» REQUEST:
Read the lines that follow and pick out every one containing the word "นโครงการ".

============

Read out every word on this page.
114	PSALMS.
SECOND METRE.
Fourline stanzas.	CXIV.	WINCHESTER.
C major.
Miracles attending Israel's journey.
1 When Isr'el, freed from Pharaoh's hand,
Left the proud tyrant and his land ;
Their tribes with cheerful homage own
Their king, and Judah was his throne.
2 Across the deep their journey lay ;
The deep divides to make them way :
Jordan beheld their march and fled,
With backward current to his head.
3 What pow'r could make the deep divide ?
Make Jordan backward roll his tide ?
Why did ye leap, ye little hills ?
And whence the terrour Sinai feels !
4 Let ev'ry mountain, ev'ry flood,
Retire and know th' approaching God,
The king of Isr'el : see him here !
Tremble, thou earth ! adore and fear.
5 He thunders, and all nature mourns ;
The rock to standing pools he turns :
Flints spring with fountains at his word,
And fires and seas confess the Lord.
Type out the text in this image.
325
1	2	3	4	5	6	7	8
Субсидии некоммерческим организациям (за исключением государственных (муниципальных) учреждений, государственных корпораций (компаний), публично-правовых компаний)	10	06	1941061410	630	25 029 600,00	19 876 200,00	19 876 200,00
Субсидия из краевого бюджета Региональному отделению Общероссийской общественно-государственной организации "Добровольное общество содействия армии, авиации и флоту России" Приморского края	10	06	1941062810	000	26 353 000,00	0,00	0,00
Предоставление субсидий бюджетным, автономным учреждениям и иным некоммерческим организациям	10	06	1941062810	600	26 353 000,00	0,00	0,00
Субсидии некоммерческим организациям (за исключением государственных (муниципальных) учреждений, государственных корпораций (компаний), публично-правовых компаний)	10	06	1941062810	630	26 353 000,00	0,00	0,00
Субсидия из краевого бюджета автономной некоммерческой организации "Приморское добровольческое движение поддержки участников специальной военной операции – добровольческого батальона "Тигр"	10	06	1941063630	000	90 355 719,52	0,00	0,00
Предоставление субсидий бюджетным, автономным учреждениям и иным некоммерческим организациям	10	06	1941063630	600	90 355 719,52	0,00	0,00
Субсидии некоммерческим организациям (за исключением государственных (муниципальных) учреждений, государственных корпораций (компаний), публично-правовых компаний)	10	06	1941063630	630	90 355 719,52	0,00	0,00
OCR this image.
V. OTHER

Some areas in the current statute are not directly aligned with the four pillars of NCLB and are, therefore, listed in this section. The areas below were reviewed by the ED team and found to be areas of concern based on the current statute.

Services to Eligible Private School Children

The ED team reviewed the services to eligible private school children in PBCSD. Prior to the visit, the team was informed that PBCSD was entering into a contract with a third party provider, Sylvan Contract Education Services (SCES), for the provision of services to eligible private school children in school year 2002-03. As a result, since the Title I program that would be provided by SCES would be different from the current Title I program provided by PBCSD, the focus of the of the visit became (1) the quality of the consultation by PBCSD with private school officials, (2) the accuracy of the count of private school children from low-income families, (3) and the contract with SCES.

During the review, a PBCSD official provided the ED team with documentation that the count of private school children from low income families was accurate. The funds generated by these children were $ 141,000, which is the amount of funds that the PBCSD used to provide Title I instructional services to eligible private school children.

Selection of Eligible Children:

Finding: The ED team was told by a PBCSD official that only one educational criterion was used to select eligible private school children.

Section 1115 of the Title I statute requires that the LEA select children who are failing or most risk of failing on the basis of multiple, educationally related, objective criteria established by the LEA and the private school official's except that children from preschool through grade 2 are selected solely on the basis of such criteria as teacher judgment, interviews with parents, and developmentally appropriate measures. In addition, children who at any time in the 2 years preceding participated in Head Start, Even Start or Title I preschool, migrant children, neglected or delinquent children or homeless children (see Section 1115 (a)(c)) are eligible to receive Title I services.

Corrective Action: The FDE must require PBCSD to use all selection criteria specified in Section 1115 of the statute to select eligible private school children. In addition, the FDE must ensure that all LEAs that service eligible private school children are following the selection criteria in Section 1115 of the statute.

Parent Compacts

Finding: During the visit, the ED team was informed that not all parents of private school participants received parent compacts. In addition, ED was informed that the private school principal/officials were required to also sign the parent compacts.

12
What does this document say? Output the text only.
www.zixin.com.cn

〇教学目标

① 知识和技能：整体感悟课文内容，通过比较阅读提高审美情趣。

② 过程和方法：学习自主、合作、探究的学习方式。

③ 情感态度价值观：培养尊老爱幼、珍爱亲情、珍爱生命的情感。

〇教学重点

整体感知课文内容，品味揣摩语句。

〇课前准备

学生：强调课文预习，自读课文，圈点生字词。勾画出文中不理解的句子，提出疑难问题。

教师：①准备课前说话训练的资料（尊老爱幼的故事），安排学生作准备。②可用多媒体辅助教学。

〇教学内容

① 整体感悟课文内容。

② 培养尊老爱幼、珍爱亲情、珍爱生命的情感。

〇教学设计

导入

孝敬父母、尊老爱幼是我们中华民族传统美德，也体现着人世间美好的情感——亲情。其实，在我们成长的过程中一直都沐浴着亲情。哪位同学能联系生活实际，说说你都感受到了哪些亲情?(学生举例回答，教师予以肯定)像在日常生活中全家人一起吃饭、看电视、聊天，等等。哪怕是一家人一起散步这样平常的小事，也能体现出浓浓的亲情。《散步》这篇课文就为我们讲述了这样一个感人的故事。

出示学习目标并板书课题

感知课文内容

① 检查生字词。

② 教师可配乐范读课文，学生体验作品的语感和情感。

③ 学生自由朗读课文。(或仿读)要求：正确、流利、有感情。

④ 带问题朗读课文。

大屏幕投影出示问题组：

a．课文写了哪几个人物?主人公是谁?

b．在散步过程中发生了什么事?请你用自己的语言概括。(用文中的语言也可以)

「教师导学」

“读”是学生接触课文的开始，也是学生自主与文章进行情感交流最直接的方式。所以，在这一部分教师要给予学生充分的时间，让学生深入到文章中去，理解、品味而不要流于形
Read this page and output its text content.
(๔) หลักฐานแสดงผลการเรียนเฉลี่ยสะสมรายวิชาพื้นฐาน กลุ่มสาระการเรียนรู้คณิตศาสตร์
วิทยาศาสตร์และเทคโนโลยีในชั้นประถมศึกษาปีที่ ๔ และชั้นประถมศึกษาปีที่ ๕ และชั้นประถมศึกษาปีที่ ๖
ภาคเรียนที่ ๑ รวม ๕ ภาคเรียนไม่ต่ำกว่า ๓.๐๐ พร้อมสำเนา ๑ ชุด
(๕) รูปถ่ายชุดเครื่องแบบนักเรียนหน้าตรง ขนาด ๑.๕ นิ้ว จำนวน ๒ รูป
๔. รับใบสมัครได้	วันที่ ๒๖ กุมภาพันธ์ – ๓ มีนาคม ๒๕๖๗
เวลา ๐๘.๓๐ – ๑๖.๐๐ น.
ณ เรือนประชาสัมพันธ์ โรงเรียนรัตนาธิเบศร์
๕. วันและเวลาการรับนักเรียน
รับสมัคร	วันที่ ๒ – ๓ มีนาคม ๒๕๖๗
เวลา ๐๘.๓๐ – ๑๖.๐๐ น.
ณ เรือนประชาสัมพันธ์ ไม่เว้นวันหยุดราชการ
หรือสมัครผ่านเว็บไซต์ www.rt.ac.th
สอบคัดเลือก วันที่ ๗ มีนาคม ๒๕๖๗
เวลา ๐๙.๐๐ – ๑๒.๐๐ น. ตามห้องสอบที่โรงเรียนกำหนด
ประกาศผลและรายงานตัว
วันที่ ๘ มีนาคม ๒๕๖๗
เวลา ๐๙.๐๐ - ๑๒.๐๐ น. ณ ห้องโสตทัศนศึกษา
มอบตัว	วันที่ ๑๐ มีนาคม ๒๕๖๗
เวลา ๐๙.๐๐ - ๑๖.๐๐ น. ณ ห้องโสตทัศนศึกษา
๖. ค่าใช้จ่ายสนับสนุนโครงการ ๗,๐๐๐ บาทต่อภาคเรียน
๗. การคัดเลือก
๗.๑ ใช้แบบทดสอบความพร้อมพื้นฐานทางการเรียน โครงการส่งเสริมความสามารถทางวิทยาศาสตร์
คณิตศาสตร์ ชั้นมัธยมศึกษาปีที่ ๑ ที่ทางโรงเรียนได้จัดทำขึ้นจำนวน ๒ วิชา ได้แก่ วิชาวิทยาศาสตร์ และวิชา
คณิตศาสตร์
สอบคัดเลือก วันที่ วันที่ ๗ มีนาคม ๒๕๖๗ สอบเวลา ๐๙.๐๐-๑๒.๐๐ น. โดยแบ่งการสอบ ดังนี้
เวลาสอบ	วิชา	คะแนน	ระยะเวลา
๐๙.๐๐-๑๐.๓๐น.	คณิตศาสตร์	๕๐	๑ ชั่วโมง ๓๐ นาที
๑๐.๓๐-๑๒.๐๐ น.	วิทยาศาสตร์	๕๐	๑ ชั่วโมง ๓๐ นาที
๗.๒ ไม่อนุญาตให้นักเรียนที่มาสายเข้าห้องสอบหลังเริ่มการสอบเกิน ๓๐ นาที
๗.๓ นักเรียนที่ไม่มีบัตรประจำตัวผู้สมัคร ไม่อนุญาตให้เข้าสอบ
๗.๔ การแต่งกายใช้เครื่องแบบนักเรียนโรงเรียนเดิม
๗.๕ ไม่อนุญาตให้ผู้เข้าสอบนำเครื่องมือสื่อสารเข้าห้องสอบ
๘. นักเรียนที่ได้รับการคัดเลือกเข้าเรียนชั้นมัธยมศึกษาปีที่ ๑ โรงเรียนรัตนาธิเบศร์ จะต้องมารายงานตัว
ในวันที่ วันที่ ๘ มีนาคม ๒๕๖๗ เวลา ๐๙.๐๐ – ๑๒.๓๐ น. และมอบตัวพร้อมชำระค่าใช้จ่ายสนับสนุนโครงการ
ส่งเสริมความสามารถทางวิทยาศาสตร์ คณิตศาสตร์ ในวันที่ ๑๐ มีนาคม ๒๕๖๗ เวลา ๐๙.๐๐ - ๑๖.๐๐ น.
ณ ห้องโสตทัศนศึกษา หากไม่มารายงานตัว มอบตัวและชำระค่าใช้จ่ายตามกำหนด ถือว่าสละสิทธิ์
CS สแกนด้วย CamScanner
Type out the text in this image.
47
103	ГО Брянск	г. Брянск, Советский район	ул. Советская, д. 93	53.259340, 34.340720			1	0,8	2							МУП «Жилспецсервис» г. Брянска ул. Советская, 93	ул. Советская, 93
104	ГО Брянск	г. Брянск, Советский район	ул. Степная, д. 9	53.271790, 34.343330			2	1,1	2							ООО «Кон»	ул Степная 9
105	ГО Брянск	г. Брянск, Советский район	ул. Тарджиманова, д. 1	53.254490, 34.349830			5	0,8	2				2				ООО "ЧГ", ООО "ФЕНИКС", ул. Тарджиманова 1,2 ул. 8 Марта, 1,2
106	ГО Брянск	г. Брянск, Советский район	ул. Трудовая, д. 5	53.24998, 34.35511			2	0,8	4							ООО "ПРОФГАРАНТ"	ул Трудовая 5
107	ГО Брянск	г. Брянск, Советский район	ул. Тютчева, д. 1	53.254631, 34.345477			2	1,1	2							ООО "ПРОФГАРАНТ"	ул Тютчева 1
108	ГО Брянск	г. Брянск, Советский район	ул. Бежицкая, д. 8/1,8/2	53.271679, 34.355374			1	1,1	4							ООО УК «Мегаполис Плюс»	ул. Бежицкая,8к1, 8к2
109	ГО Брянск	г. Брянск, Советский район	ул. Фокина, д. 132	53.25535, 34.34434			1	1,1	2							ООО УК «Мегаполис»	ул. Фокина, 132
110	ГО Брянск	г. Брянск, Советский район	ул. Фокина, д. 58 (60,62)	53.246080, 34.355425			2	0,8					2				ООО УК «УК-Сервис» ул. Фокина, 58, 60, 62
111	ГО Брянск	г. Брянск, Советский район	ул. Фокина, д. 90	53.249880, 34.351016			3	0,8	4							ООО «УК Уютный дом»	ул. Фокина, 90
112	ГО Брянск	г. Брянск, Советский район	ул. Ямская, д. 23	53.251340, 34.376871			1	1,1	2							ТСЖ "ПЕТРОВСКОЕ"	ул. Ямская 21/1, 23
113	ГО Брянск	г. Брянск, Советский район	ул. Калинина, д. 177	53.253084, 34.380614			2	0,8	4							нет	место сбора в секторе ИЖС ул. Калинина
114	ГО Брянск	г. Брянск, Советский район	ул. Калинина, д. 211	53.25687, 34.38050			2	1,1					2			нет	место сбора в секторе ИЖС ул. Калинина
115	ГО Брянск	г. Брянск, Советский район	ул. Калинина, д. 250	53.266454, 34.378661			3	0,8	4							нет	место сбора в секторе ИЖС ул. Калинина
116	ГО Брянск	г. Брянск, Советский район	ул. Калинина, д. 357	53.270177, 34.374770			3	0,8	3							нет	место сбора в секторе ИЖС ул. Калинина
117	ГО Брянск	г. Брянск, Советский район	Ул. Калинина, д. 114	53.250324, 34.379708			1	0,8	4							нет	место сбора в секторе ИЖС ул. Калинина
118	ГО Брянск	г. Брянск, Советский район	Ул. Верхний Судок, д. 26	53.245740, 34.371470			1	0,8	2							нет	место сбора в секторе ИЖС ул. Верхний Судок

============

» REPLY:
๖. ค่าใช้จ่ายสนับสนุนโครงการ ๗,๐๐๐ บาทต่อภาคเรียน
ในวันที่ วันที่ ๘ มีนาคม ๒๕๖๗ เวลา ๐๙.๐๐ – ๑๒.๓๐ น. และมอบตัวพร้อมชำระค่าใช้จ่ายสนับสนุนโครงการ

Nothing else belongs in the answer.